▶
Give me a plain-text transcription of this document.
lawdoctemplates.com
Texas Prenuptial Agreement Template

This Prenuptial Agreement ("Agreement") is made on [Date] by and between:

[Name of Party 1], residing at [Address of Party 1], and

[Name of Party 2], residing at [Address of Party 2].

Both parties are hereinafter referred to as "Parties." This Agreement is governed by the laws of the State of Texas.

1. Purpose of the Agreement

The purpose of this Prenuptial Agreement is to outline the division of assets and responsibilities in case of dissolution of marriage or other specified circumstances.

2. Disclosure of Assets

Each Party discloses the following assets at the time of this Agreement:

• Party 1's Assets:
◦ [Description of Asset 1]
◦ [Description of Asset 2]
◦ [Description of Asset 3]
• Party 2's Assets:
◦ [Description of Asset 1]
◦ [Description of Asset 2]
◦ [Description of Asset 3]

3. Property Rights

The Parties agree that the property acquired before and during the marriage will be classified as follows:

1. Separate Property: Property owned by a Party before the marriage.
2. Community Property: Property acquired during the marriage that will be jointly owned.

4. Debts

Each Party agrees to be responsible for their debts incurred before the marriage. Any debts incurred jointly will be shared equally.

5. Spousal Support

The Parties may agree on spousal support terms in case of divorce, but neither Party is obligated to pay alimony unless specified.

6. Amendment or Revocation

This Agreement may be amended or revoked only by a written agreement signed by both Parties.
◀
PROBLEM STATEMENT: Without leaving anything out, give the entries again exactly.

CORRECT OUTPUT:
Give me a plain-text transcription of this document.
lawdoctemplates.com
Texas Prenuptial Agreement Template

This Prenuptial Agreement ("Agreement") is made on [Date] by and between:

[Name of Party 1], residing at [Address of Party 1], and

[Name of Party 2], residing at [Address of Party 2].

Both parties are hereinafter referred to as "Parties." This Agreement is governed by the laws of the State of Texas.

1. Purpose of the Agreement

The purpose of this Prenuptial Agreement is to outline the division of assets and responsibilities in case of dissolution of marriage or other specified circumstances.

2. Disclosure of Assets

Each Party discloses the following assets at the time of this Agreement:

• Party 1's Assets:
◦ [Description of Asset 1]
◦ [Description of Asset 2]
◦ [Description of Asset 3]
• Party 2's Assets:
◦ [Description of Asset 1]
◦ [Description of Asset 2]
◦ [Description of Asset 3]

3. Property Rights

The Parties agree that the property acquired before and during the marriage will be classified as follows:

1. Separate Property: Property owned by a Party before the marriage.
2. Community Property: Property acquired during the marriage that will be jointly owned.

4. Debts

Each Party agrees to be responsible for their debts incurred before the marriage. Any debts incurred jointly will be shared equally.

5. Spousal Support

The Parties may agree on spousal support terms in case of divorce, but neither Party is obligated to pay alimony unless specified.

6. Amendment or Revocation

This Agreement may be amended or revoked only by a written agreement signed by both Parties.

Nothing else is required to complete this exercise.